## Written instruction
Below are some records; retype all of them exactly.

(Data entries)
════════════════════

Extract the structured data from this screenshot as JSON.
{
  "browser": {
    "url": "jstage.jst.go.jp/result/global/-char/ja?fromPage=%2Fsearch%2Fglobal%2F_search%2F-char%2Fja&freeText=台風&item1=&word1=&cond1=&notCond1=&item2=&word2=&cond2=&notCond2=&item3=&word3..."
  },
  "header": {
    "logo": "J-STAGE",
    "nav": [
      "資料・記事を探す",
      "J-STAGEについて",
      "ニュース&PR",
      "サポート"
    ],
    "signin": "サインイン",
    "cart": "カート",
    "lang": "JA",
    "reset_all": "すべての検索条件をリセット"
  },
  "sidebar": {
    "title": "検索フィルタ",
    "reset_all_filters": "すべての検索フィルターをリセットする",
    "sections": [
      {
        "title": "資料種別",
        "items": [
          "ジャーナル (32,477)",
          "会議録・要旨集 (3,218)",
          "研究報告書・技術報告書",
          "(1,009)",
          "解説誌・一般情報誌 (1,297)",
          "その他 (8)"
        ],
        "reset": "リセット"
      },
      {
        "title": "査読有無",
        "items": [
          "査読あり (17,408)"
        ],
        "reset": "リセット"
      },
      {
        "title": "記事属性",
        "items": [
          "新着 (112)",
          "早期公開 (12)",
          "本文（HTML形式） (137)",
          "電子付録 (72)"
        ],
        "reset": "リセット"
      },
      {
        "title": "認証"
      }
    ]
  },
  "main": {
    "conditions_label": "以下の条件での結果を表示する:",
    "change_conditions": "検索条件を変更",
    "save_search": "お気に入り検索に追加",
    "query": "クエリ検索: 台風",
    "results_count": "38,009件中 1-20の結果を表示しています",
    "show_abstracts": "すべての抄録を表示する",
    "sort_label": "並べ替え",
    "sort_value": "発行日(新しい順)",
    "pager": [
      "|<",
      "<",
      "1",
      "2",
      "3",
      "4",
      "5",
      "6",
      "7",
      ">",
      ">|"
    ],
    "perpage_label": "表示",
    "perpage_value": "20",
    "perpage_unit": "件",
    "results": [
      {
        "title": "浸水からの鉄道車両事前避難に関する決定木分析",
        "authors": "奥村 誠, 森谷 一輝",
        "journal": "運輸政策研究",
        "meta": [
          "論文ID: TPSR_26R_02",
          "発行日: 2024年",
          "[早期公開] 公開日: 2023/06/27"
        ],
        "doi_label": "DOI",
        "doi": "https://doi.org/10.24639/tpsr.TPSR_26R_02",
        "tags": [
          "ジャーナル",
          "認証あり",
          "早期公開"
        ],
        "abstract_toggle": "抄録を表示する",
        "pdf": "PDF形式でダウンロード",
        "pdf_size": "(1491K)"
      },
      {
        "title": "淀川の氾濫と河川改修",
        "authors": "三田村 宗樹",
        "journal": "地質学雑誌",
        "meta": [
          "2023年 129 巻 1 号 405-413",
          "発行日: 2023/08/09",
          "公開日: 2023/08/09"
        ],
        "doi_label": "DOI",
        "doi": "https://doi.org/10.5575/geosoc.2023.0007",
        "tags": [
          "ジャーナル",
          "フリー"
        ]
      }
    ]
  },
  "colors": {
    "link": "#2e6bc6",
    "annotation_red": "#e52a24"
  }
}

════════════════════

## Task solution
Extract the structured data from this screenshot as JSON.
{
  "browser": {
    "url": "jstage.jst.go.jp/result/global/-char/ja?fromPage=%2Fsearch%2Fglobal%2F_search%2F-char%2Fja&freeText=台風&item1=&word1=&cond1=&notCond1=&item2=&word2=&cond2=&notCond2=&item3=&word3..."
  },
  "header": {
    "logo": "J-STAGE",
    "nav": [
      "資料・記事を探す",
      "J-STAGEについて",
      "ニュース&PR",
      "サポート"
    ],
    "signin": "サインイン",
    "cart": "カート",
    "lang": "JA",
    "reset_all": "すべての検索条件をリセット"
  },
  "sidebar": {
    "title": "検索フィルタ",
    "reset_all_filters": "すべての検索フィルターをリセットする",
    "sections": [
      {
        "title": "資料種別",
        "items": [
          "ジャーナル (32,477)",
          "会議録・要旨集 (3,218)",
          "研究報告書・技術報告書",
          "(1,009)",
          "解説誌・一般情報誌 (1,297)",
          "その他 (8)"
        ],
        "reset": "リセット"
      },
      {
        "title": "査読有無",
        "items": [
          "査読あり (17,408)"
        ],
        "reset": "リセット"
      },
      {
        "title": "記事属性",
        "items": [
          "新着 (112)",
          "早期公開 (12)",
          "本文（HTML形式） (137)",
          "電子付録 (72)"
        ],
        "reset": "リセット"
      },
      {
        "title": "認証"
      }
    ]
  },
  "main": {
    "conditions_label": "以下の条件での結果を表示する:",
    "change_conditions": "検索条件を変更",
    "save_search": "お気に入り検索に追加",
    "query": "クエリ検索: 台風",
    "results_count": "38,009件中 1-20の結果を表示しています",
    "show_abstracts": "すべての抄録を表示する",
    "sort_label": "並べ替え",
    "sort_value": "発行日(新しい順)",
    "pager": [
      "|<",
      "<",
      "1",
      "2",
      "3",
      "4",
      "5",
      "6",
      "7",
      ">",
      ">|"
    ],
    "perpage_label": "表示",
    "perpage_value": "20",
    "perpage_unit": "件",
    "results": [
      {
        "title": "浸水からの鉄道車両事前避難に関する決定木分析",
        "authors": "奥村 誠, 森谷 一輝",
        "journal": "運輸政策研究",
        "meta": [
          "論文ID: TPSR_26R_02",
          "発行日: 2024年",
          "[早期公開] 公開日: 2023/06/27"
        ],
        "doi_label": "DOI",
        "doi": "https://doi.org/10.24639/tpsr.TPSR_26R_02",
        "tags": [
          "ジャーナル",
          "認証あり",
          "早期公開"
        ],
        "abstract_toggle": "抄録を表示する",
        "pdf": "PDF形式でダウンロード",
        "pdf_size": "(1491K)"
      },
      {
        "title": "淀川の氾濫と河川改修",
        "authors": "三田村 宗樹",
        "journal": "地質学雑誌",
        "meta": [
          "2023年 129 巻 1 号 405-413",
          "発行日: 2023/08/09",
          "公開日: 2023/08/09"
        ],
        "doi_label": "DOI",
        "doi": "https://doi.org/10.5575/geosoc.2023.0007",
        "tags": [
          "ジャーナル",
          "フリー"
        ]
      }
    ]
  },
  "colors": {
    "link": "#2e6bc6",
    "annotation_red": "#e52a24"
  }
}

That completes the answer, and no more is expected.